Stored records
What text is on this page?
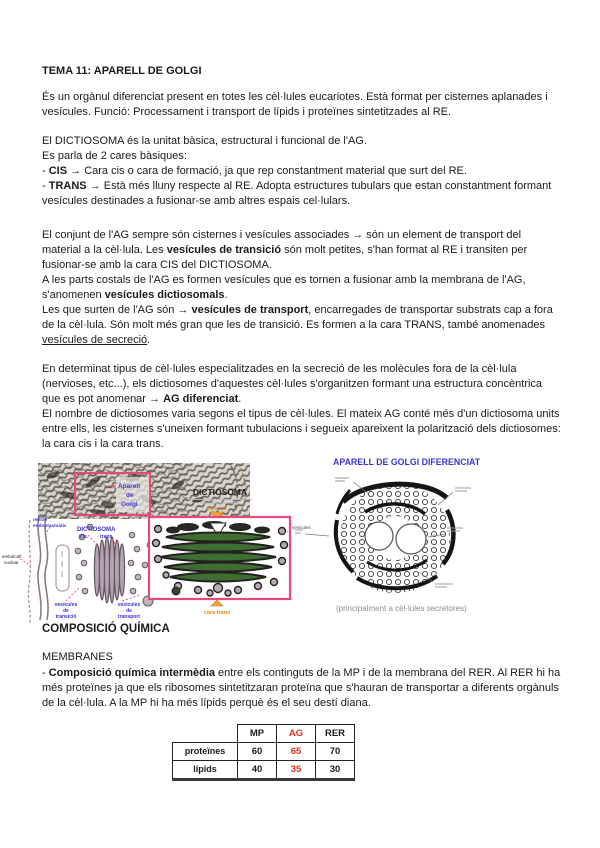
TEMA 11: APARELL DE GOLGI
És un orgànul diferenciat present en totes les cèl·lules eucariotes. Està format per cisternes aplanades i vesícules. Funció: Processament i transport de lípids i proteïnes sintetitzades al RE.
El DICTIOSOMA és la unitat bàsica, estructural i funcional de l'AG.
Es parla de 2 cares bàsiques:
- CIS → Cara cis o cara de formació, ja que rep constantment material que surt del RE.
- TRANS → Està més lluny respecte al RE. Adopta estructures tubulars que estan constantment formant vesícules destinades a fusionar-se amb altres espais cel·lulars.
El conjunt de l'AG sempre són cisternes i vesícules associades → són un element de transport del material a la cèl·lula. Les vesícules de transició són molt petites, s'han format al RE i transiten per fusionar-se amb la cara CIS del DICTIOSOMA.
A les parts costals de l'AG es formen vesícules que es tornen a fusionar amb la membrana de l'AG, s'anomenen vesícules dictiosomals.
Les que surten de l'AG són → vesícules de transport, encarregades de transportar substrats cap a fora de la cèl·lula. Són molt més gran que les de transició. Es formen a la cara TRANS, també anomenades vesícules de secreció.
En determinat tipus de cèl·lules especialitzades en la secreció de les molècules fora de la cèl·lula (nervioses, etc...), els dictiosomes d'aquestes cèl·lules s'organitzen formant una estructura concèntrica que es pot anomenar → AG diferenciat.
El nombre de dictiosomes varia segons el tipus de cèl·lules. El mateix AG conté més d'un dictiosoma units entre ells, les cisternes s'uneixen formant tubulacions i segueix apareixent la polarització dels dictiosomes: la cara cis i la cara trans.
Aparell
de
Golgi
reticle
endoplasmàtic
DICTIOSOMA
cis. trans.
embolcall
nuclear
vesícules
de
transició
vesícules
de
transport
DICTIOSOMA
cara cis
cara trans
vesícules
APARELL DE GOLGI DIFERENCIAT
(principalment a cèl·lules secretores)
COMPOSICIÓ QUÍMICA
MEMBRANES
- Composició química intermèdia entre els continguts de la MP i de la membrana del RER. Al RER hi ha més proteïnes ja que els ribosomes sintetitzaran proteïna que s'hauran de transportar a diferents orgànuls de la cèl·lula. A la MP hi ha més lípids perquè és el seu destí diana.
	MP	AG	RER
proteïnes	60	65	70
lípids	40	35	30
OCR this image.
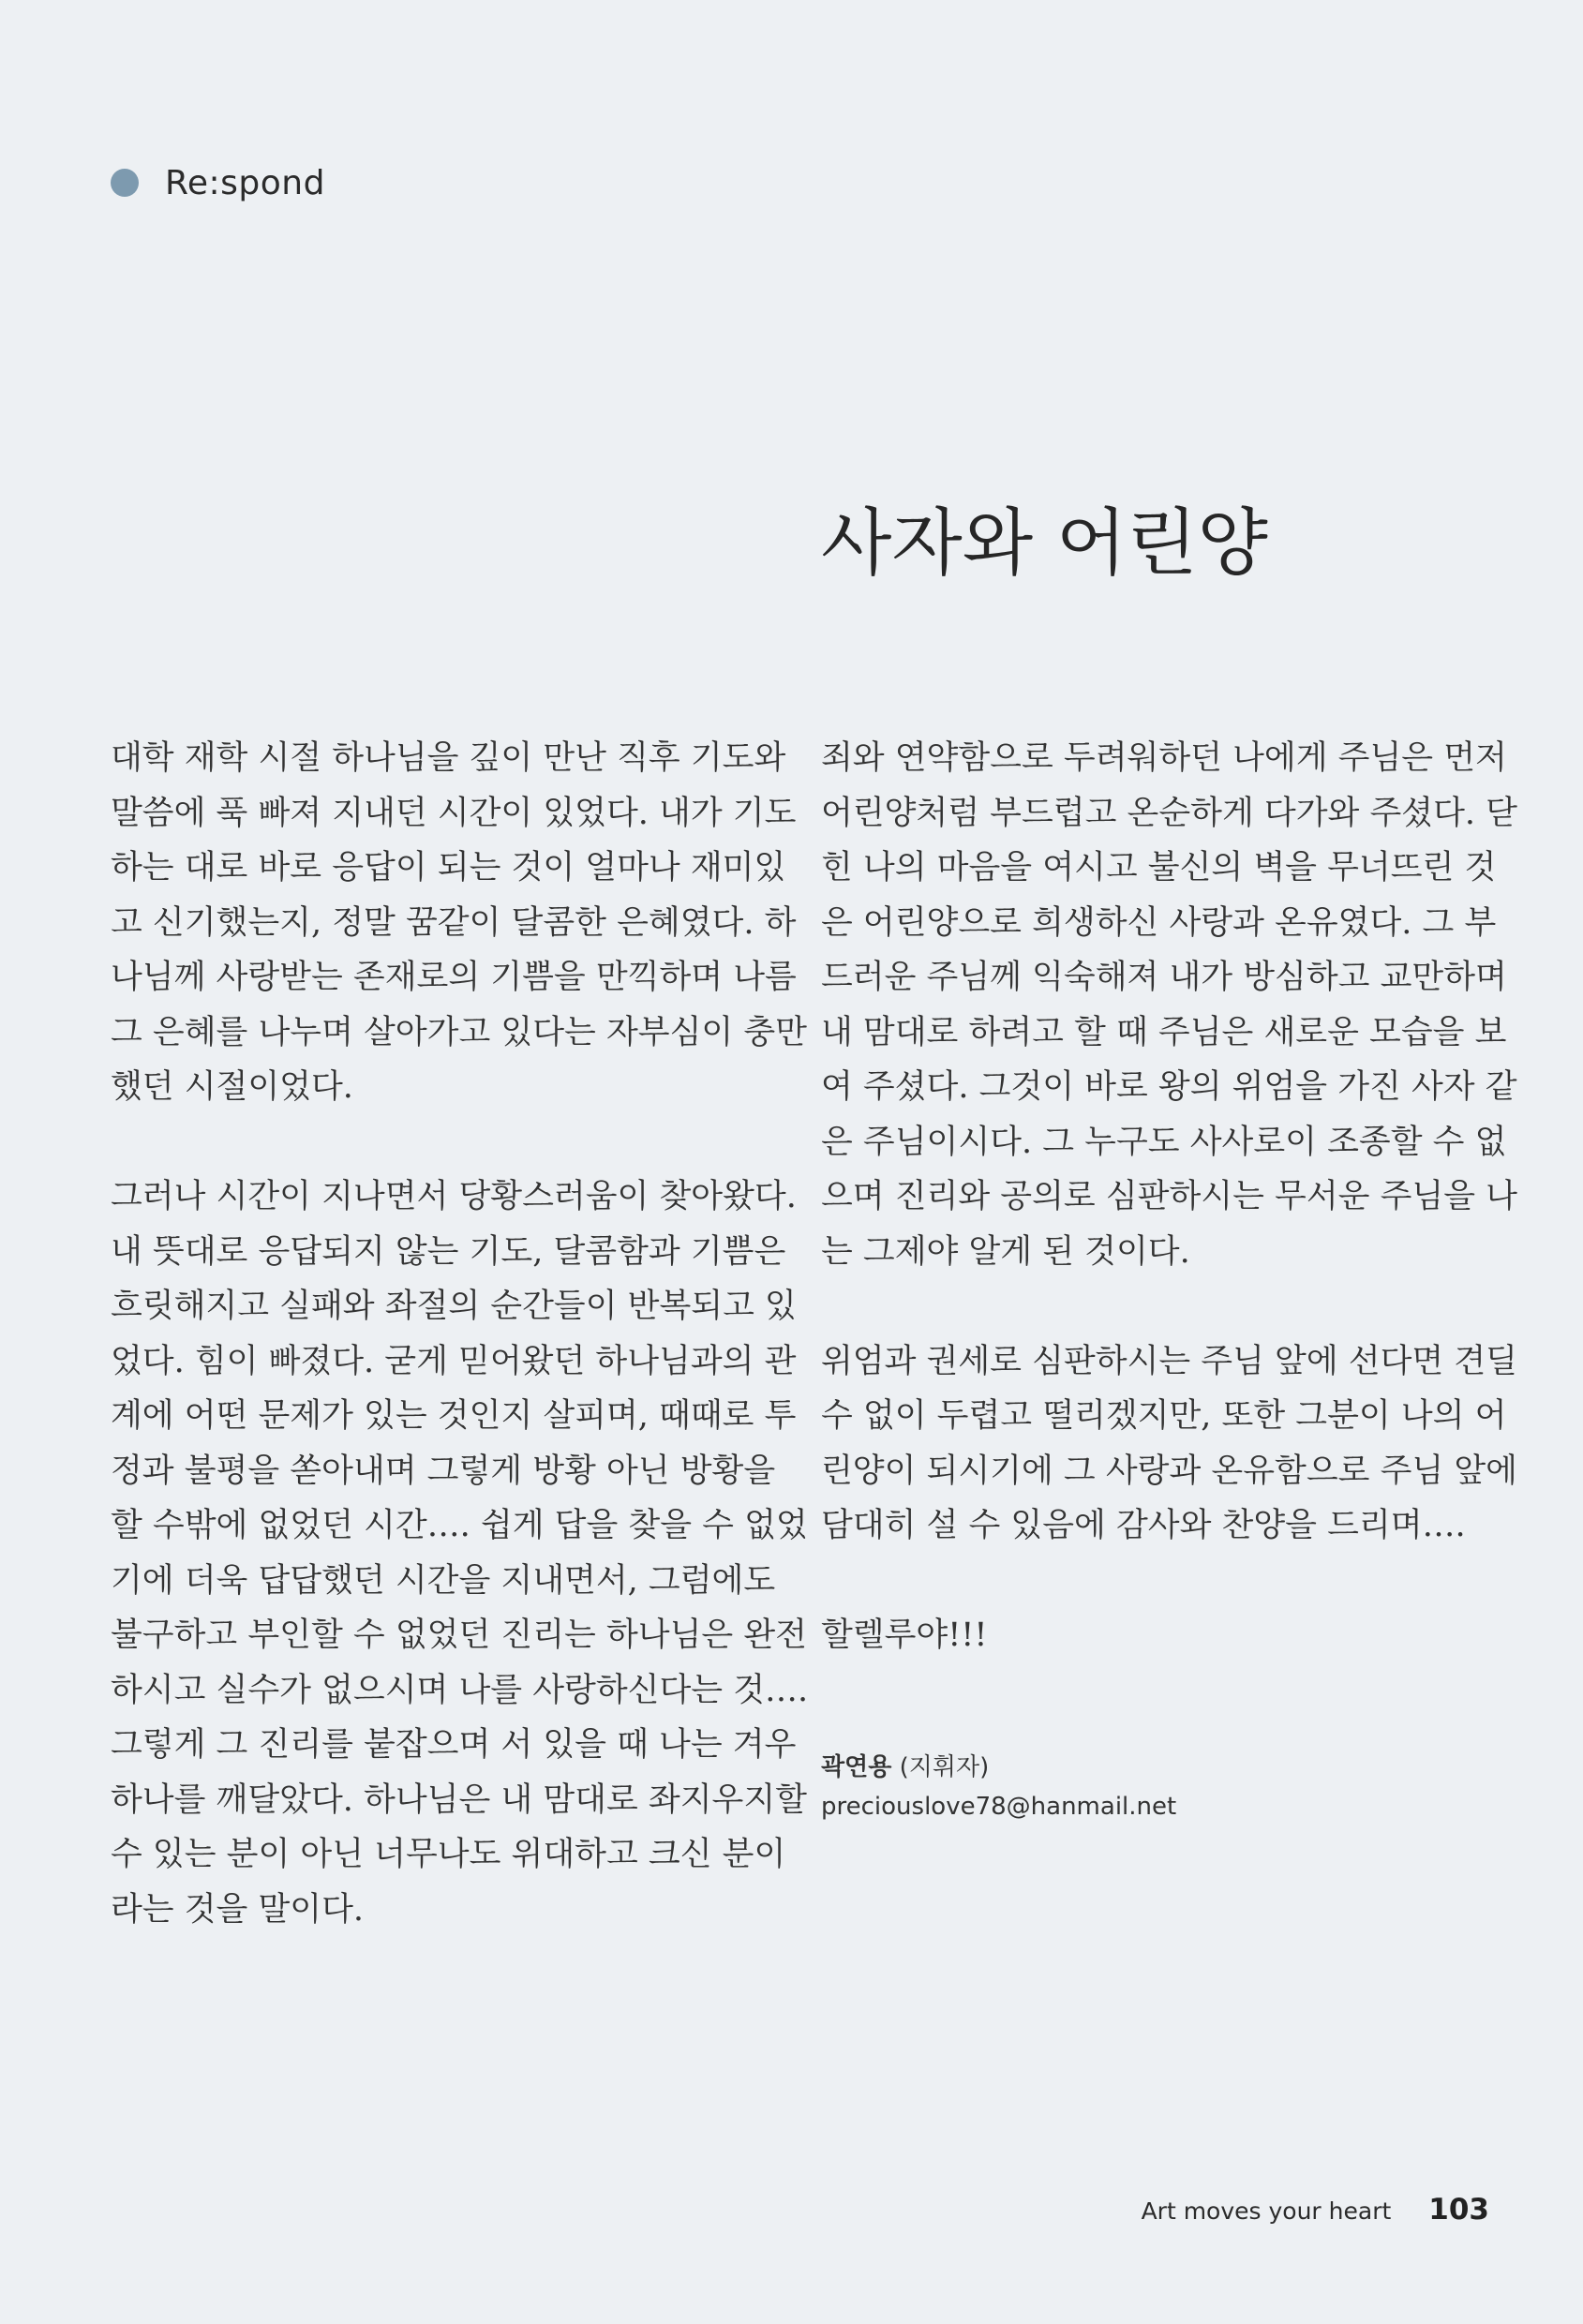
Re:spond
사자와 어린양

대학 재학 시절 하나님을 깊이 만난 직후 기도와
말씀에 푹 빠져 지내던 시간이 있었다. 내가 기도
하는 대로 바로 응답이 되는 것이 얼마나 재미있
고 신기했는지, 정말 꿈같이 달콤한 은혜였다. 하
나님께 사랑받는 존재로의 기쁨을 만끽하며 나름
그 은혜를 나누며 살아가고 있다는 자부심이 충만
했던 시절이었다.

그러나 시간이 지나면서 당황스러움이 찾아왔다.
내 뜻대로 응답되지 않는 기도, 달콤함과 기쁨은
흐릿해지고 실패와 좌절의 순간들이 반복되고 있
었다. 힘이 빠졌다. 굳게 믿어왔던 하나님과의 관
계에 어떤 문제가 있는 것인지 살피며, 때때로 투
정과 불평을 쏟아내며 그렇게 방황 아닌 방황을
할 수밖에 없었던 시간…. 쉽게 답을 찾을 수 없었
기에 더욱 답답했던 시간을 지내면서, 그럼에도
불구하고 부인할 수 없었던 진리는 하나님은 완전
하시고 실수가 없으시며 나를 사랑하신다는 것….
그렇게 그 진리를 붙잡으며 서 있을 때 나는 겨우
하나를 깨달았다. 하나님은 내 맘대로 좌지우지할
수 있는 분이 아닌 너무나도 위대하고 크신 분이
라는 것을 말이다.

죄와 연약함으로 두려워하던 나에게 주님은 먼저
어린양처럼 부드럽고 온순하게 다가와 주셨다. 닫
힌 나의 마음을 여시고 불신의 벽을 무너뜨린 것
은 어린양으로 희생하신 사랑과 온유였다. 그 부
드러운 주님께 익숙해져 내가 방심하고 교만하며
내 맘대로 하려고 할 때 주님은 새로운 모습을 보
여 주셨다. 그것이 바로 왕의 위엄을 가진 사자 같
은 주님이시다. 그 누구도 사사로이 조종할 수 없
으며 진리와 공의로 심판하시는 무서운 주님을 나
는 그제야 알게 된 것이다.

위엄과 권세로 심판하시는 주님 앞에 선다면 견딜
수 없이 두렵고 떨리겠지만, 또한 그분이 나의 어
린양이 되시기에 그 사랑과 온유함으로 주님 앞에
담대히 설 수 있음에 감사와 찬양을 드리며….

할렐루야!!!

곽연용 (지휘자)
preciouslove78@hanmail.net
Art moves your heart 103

### [Aim]
Images should not appear in the copy; retype the listing above exactly.

### [Expected output]
What text is on this page?
TEMA 11: APARELL DE GOLGI
És un orgànul diferenciat present en totes les cèl·lules eucariotes. Està format per cisternes aplanades i vesícules. Funció: Processament i transport de lípids i proteïnes sintetitzades al RE.
El DICTIOSOMA és la unitat bàsica, estructural i funcional de l'AG.
Es parla de 2 cares bàsiques:
- CIS → Cara cis o cara de formació, ja que rep constantment material que surt del RE.
- TRANS → Està més lluny respecte al RE. Adopta estructures tubulars que estan constantment formant vesícules destinades a fusionar-se amb altres espais cel·lulars.
El conjunt de l'AG sempre són cisternes i vesícules associades → són un element de transport del material a la cèl·lula. Les vesícules de transició són molt petites, s'han format al RE i transiten per fusionar-se amb la cara CIS del DICTIOSOMA.
A les parts costals de l'AG es formen vesícules que es tornen a fusionar amb la membrana de l'AG, s'anomenen vesícules dictiosomals.
Les que surten de l'AG són → vesícules de transport, encarregades de transportar substrats cap a fora de la cèl·lula. Són molt més gran que les de transició. Es formen a la cara TRANS, també anomenades vesícules de secreció.
En determinat tipus de cèl·lules especialitzades en la secreció de les molècules fora de la cèl·lula (nervioses, etc...), els dictiosomes d'aquestes cèl·lules s'organitzen formant una estructura concèntrica que es pot anomenar → AG diferenciat.
El nombre de dictiosomes varia segons el tipus de cèl·lules. El mateix AG conté més d'un dictiosoma units entre ells, les cisternes s'uneixen formant tubulacions i segueix apareixent la polarització dels dictiosomes: la cara cis i la cara trans.
Aparell
de
Golgi
reticle
endoplasmàtic
DICTIOSOMA
cis. trans.
embolcall
nuclear
vesícules
de
transició
vesícules
de
transport
DICTIOSOMA
cara cis
cara trans
vesícules
APARELL DE GOLGI DIFERENCIAT
(principalment a cèl·lules secretores)
COMPOSICIÓ QUÍMICA
MEMBRANES
- Composició química intermèdia entre els continguts de la MP i de la membrana del RER. Al RER hi ha més proteïnes ja que els ribosomes sintetitzaran proteïna que s'hauran de transportar a diferents orgànuls de la cèl·lula. A la MP hi ha més lípids perquè és el seu destí diana.
	MP	AG	RER
proteïnes	60	65	70
lípids	40	35	30
OCR this image.
Re:spond
사자와 어린양

대학 재학 시절 하나님을 깊이 만난 직후 기도와
말씀에 푹 빠져 지내던 시간이 있었다. 내가 기도
하는 대로 바로 응답이 되는 것이 얼마나 재미있
고 신기했는지, 정말 꿈같이 달콤한 은혜였다. 하
나님께 사랑받는 존재로의 기쁨을 만끽하며 나름
그 은혜를 나누며 살아가고 있다는 자부심이 충만
했던 시절이었다.

그러나 시간이 지나면서 당황스러움이 찾아왔다.
내 뜻대로 응답되지 않는 기도, 달콤함과 기쁨은
흐릿해지고 실패와 좌절의 순간들이 반복되고 있
었다. 힘이 빠졌다. 굳게 믿어왔던 하나님과의 관
계에 어떤 문제가 있는 것인지 살피며, 때때로 투
정과 불평을 쏟아내며 그렇게 방황 아닌 방황을
할 수밖에 없었던 시간…. 쉽게 답을 찾을 수 없었
기에 더욱 답답했던 시간을 지내면서, 그럼에도
불구하고 부인할 수 없었던 진리는 하나님은 완전
하시고 실수가 없으시며 나를 사랑하신다는 것….
그렇게 그 진리를 붙잡으며 서 있을 때 나는 겨우
하나를 깨달았다. 하나님은 내 맘대로 좌지우지할
수 있는 분이 아닌 너무나도 위대하고 크신 분이
라는 것을 말이다.

죄와 연약함으로 두려워하던 나에게 주님은 먼저
어린양처럼 부드럽고 온순하게 다가와 주셨다. 닫
힌 나의 마음을 여시고 불신의 벽을 무너뜨린 것
은 어린양으로 희생하신 사랑과 온유였다. 그 부
드러운 주님께 익숙해져 내가 방심하고 교만하며
내 맘대로 하려고 할 때 주님은 새로운 모습을 보
여 주셨다. 그것이 바로 왕의 위엄을 가진 사자 같
은 주님이시다. 그 누구도 사사로이 조종할 수 없
으며 진리와 공의로 심판하시는 무서운 주님을 나
는 그제야 알게 된 것이다.

위엄과 권세로 심판하시는 주님 앞에 선다면 견딜
수 없이 두렵고 떨리겠지만, 또한 그분이 나의 어
린양이 되시기에 그 사랑과 온유함으로 주님 앞에
담대히 설 수 있음에 감사와 찬양을 드리며….

할렐루야!!!

곽연용 (지휘자)
preciouslove78@hanmail.net
Art moves your heart 103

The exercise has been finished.